Stored data

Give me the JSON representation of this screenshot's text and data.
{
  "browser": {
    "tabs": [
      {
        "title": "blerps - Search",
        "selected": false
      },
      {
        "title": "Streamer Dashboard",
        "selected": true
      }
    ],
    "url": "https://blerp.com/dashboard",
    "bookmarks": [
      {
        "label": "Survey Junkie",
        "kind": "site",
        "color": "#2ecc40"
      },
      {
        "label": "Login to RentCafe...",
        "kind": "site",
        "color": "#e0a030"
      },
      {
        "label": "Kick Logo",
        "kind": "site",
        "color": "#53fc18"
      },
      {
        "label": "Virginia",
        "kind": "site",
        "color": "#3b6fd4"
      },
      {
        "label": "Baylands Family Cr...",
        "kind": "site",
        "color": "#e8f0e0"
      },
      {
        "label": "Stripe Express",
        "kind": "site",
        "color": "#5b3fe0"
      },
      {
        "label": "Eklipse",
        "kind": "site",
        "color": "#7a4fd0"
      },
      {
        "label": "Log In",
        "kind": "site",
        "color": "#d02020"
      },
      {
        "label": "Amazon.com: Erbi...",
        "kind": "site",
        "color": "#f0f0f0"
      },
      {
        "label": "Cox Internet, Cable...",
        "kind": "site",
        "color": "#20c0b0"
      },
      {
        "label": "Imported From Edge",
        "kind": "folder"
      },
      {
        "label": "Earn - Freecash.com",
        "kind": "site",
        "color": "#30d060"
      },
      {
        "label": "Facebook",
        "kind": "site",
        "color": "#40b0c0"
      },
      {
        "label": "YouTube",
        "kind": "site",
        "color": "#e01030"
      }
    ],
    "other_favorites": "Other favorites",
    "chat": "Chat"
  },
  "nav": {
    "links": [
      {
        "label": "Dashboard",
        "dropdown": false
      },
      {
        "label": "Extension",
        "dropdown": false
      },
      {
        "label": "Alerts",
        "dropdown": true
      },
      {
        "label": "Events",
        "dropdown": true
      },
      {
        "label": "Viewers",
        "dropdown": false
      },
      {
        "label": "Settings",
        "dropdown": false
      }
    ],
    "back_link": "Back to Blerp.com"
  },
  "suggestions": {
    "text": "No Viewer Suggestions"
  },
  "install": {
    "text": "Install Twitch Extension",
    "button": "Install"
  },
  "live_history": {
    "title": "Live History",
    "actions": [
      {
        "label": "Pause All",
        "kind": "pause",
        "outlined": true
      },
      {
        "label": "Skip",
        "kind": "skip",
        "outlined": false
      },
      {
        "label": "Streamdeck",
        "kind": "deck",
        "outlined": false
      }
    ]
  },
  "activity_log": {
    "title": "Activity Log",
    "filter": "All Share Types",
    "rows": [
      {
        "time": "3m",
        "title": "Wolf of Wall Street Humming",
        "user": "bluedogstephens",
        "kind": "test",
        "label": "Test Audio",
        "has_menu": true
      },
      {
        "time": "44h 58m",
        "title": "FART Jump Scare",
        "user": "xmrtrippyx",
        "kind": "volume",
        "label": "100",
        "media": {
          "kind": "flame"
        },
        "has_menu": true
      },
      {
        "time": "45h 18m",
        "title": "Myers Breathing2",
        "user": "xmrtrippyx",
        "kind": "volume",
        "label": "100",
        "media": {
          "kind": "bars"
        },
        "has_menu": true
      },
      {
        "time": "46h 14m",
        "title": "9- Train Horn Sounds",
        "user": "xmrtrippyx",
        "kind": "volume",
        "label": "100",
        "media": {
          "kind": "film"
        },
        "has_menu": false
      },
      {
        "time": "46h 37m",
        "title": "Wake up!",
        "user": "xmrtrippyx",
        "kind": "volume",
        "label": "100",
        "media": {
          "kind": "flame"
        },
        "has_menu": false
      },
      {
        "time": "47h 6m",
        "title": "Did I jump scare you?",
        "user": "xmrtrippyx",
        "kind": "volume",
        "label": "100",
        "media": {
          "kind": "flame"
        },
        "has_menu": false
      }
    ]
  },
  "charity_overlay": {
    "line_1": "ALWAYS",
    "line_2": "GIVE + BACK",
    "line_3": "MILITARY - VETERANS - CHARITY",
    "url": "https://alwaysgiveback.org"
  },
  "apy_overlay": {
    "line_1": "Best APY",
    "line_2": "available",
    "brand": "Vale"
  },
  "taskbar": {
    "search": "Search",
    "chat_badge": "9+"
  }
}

The task. Print the material above once more, exactly.

Completed task.
Give me the JSON representation of this screenshot's text and data.
{
  "browser": {
    "tabs": [
      {
        "title": "blerps - Search",
        "selected": false
      },
      {
        "title": "Streamer Dashboard",
        "selected": true
      }
    ],
    "url": "https://blerp.com/dashboard",
    "bookmarks": [
      {
        "label": "Survey Junkie",
        "kind": "site",
        "color": "#2ecc40"
      },
      {
        "label": "Login to RentCafe...",
        "kind": "site",
        "color": "#e0a030"
      },
      {
        "label": "Kick Logo",
        "kind": "site",
        "color": "#53fc18"
      },
      {
        "label": "Virginia",
        "kind": "site",
        "color": "#3b6fd4"
      },
      {
        "label": "Baylands Family Cr...",
        "kind": "site",
        "color": "#e8f0e0"
      },
      {
        "label": "Stripe Express",
        "kind": "site",
        "color": "#5b3fe0"
      },
      {
        "label": "Eklipse",
        "kind": "site",
        "color": "#7a4fd0"
      },
      {
        "label": "Log In",
        "kind": "site",
        "color": "#d02020"
      },
      {
        "label": "Amazon.com: Erbi...",
        "kind": "site",
        "color": "#f0f0f0"
      },
      {
        "label": "Cox Internet, Cable...",
        "kind": "site",
        "color": "#20c0b0"
      },
      {
        "label": "Imported From Edge",
        "kind": "folder"
      },
      {
        "label": "Earn - Freecash.com",
        "kind": "site",
        "color": "#30d060"
      },
      {
        "label": "Facebook",
        "kind": "site",
        "color": "#40b0c0"
      },
      {
        "label": "YouTube",
        "kind": "site",
        "color": "#e01030"
      }
    ],
    "other_favorites": "Other favorites",
    "chat": "Chat"
  },
  "nav": {
    "links": [
      {
        "label": "Dashboard",
        "dropdown": false
      },
      {
        "label": "Extension",
        "dropdown": false
      },
      {
        "label": "Alerts",
        "dropdown": true
      },
      {
        "label": "Events",
        "dropdown": true
      },
      {
        "label": "Viewers",
        "dropdown": false
      },
      {
        "label": "Settings",
        "dropdown": false
      }
    ],
    "back_link": "Back to Blerp.com"
  },
  "suggestions": {
    "text": "No Viewer Suggestions"
  },
  "install": {
    "text": "Install Twitch Extension",
    "button": "Install"
  },
  "live_history": {
    "title": "Live History",
    "actions": [
      {
        "label": "Pause All",
        "kind": "pause",
        "outlined": true
      },
      {
        "label": "Skip",
        "kind": "skip",
        "outlined": false
      },
      {
        "label": "Streamdeck",
        "kind": "deck",
        "outlined": false
      }
    ]
  },
  "activity_log": {
    "title": "Activity Log",
    "filter": "All Share Types",
    "rows": [
      {
        "time": "3m",
        "title": "Wolf of Wall Street Humming",
        "user": "bluedogstephens",
        "kind": "test",
        "label": "Test Audio",
        "has_menu": true
      },
      {
        "time": "44h 58m",
        "title": "FART Jump Scare",
        "user": "xmrtrippyx",
        "kind": "volume",
        "label": "100",
        "media": {
          "kind": "flame"
        },
        "has_menu": true
      },
      {
        "time": "45h 18m",
        "title": "Myers Breathing2",
        "user": "xmrtrippyx",
        "kind": "volume",
        "label": "100",
        "media": {
          "kind": "bars"
        },
        "has_menu": true
      },
      {
        "time": "46h 14m",
        "title": "9- Train Horn Sounds",
        "user": "xmrtrippyx",
        "kind": "volume",
        "label": "100",
        "media": {
          "kind": "film"
        },
        "has_menu": false
      },
      {
        "time": "46h 37m",
        "title": "Wake up!",
        "user": "xmrtrippyx",
        "kind": "volume",
        "label": "100",
        "media": {
          "kind": "flame"
        },
        "has_menu": false
      },
      {
        "time": "47h 6m",
        "title": "Did I jump scare you?",
        "user": "xmrtrippyx",
        "kind": "volume",
        "label": "100",
        "media": {
          "kind": "flame"
        },
        "has_menu": false
      }
    ]
  },
  "charity_overlay": {
    "line_1": "ALWAYS",
    "line_2": "GIVE + BACK",
    "line_3": "MILITARY - VETERANS - CHARITY",
    "url": "https://alwaysgiveback.org"
  },
  "apy_overlay": {
    "line_1": "Best APY",
    "line_2": "available",
    "brand": "Vale"
  },
  "taskbar": {
    "search": "Search",
    "chat_badge": "9+"
  }
}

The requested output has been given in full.